Stored records:
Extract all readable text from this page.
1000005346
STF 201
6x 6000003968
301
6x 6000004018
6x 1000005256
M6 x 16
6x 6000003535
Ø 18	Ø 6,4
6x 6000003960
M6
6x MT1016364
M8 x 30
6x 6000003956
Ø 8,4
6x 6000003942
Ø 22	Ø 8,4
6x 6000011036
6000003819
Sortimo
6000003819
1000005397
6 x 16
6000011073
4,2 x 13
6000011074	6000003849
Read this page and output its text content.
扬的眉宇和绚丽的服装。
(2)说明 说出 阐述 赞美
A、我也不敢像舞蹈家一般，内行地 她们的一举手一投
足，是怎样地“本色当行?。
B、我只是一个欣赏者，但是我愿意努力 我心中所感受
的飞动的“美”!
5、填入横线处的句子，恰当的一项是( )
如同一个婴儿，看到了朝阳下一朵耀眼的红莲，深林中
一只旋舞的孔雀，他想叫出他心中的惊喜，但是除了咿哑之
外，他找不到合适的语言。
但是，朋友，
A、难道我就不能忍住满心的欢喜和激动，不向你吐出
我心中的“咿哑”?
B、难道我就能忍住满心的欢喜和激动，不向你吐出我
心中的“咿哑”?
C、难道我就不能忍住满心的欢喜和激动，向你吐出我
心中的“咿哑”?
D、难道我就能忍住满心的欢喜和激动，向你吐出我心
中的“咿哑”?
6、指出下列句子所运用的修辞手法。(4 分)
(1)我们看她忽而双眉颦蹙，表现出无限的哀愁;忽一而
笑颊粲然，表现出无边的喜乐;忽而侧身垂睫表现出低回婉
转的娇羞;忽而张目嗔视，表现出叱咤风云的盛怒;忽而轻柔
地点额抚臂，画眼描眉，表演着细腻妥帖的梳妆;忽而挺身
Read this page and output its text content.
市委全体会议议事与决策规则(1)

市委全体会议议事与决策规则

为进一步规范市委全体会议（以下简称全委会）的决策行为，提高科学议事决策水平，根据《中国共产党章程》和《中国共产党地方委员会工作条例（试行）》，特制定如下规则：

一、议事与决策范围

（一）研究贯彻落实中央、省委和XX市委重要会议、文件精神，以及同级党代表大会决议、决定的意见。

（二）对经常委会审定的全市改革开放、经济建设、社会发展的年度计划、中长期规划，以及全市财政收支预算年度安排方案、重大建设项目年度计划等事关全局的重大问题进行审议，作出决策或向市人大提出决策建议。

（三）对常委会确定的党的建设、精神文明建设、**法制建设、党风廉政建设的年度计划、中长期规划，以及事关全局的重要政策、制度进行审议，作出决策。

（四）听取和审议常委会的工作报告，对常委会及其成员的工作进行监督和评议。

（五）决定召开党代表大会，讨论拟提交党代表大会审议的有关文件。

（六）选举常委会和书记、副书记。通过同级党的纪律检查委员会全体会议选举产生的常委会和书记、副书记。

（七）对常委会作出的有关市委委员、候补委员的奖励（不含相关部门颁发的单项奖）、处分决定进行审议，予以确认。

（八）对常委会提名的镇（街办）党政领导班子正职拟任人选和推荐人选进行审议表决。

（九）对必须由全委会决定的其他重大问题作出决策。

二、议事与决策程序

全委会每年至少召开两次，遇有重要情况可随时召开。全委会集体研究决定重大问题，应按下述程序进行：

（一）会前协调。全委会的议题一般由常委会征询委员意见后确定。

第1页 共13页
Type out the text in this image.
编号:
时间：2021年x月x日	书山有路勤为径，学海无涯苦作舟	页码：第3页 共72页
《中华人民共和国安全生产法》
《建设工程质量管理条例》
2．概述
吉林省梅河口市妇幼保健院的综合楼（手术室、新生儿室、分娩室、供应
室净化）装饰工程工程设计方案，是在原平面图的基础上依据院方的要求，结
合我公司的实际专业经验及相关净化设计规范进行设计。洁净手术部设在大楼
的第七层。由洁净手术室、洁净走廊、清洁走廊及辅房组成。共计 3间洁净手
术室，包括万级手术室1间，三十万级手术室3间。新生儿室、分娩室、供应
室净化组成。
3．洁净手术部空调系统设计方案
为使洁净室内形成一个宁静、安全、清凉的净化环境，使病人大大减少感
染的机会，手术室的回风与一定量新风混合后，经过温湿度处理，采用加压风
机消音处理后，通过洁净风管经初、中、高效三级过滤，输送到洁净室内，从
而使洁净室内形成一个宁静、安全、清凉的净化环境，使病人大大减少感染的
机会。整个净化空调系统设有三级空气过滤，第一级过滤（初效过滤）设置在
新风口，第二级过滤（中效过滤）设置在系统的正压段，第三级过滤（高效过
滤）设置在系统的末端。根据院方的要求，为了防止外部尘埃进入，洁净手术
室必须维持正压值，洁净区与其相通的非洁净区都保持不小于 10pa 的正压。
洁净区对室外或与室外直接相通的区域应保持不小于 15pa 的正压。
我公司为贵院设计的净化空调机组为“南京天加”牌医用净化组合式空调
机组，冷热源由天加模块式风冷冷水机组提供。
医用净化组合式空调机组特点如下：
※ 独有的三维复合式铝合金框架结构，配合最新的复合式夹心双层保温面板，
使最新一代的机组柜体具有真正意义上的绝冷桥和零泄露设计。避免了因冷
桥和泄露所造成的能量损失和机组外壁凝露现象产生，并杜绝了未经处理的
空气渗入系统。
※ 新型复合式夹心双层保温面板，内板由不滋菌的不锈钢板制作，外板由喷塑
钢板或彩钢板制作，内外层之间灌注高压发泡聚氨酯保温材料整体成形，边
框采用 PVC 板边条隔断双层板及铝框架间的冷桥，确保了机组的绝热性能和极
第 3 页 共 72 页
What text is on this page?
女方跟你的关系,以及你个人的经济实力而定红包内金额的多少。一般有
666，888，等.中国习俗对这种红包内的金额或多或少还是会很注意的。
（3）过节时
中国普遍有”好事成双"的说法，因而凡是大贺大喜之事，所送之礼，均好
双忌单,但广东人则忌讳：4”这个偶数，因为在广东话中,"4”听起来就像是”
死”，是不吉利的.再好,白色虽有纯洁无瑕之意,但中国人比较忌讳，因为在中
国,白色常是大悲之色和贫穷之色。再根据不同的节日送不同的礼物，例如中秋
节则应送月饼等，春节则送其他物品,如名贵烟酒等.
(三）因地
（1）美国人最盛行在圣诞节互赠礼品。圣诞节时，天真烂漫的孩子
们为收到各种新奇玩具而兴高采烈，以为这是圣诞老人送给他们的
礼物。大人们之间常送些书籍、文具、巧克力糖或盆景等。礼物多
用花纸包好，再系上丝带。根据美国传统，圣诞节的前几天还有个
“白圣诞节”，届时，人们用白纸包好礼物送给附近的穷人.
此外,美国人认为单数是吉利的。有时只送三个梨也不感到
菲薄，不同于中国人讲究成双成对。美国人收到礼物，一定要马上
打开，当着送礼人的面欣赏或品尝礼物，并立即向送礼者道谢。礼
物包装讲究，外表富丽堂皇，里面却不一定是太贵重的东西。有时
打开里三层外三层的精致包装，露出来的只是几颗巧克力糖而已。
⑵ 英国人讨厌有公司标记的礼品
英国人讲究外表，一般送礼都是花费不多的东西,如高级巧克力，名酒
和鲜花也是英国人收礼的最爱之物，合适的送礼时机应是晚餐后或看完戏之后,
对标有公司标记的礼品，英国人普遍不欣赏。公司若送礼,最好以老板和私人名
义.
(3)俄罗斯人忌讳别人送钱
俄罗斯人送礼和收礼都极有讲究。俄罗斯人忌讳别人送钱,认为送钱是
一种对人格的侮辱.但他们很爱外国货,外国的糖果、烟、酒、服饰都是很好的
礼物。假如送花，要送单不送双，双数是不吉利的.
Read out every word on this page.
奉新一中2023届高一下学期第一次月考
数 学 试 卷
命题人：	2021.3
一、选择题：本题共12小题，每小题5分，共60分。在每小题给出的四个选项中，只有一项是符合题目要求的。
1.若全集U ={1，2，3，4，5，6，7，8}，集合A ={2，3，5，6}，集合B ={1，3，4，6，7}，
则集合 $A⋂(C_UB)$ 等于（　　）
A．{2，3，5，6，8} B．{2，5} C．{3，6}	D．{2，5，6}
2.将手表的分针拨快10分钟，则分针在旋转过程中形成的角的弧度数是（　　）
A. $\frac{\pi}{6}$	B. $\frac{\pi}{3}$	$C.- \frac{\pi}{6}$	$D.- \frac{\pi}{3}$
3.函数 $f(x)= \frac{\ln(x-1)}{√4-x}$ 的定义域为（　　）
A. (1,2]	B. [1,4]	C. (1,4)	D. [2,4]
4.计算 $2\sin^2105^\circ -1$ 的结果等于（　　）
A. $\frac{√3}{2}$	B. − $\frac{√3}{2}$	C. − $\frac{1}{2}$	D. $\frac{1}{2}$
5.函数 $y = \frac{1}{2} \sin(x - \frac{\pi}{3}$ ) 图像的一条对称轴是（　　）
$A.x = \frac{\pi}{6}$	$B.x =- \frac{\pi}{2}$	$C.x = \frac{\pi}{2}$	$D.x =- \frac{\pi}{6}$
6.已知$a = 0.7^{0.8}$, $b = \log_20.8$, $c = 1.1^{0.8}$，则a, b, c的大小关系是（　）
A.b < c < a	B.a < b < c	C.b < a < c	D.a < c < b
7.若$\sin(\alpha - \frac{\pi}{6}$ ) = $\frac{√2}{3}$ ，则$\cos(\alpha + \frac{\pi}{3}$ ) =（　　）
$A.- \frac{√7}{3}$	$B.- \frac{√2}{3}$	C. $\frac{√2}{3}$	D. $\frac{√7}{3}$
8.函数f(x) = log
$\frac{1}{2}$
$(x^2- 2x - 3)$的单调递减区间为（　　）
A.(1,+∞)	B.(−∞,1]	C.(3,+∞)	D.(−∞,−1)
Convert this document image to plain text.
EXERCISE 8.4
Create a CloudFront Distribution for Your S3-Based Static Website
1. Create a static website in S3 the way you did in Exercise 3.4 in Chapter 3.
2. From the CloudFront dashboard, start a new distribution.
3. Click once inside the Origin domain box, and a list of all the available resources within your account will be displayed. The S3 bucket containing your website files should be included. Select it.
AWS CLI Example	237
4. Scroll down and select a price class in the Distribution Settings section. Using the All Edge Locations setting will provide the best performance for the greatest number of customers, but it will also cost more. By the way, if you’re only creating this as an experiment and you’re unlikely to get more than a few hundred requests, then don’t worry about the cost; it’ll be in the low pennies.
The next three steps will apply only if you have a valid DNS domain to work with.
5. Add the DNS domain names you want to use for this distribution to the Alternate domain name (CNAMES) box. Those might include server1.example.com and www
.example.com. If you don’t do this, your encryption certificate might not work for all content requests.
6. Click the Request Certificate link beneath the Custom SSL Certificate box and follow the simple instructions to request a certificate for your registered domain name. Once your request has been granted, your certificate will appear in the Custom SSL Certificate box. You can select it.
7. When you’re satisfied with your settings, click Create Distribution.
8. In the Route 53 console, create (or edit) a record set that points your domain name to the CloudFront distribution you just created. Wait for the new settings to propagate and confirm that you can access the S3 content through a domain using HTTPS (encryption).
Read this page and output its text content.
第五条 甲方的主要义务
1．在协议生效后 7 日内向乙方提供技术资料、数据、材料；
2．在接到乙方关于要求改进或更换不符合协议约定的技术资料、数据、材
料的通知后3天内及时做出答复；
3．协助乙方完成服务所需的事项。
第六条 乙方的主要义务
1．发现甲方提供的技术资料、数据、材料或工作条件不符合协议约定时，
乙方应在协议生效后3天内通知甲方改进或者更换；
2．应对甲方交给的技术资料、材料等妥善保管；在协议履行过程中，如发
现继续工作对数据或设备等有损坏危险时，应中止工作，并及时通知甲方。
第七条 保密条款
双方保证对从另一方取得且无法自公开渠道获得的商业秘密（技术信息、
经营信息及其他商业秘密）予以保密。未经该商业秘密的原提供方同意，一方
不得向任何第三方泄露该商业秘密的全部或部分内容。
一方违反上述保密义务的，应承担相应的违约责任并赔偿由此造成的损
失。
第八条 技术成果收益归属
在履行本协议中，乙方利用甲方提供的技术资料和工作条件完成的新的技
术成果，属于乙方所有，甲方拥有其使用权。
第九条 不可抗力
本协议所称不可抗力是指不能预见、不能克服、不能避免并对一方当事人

Exercise:
Wherever a line in the data above holds "难道我就不能忍住满心的欢喜和激动", copy that line.

Exercise output:
A、难道我就不能忍住满心的欢喜和激动，不向你吐出
C、难道我就不能忍住满心的欢喜和激动，向你吐出我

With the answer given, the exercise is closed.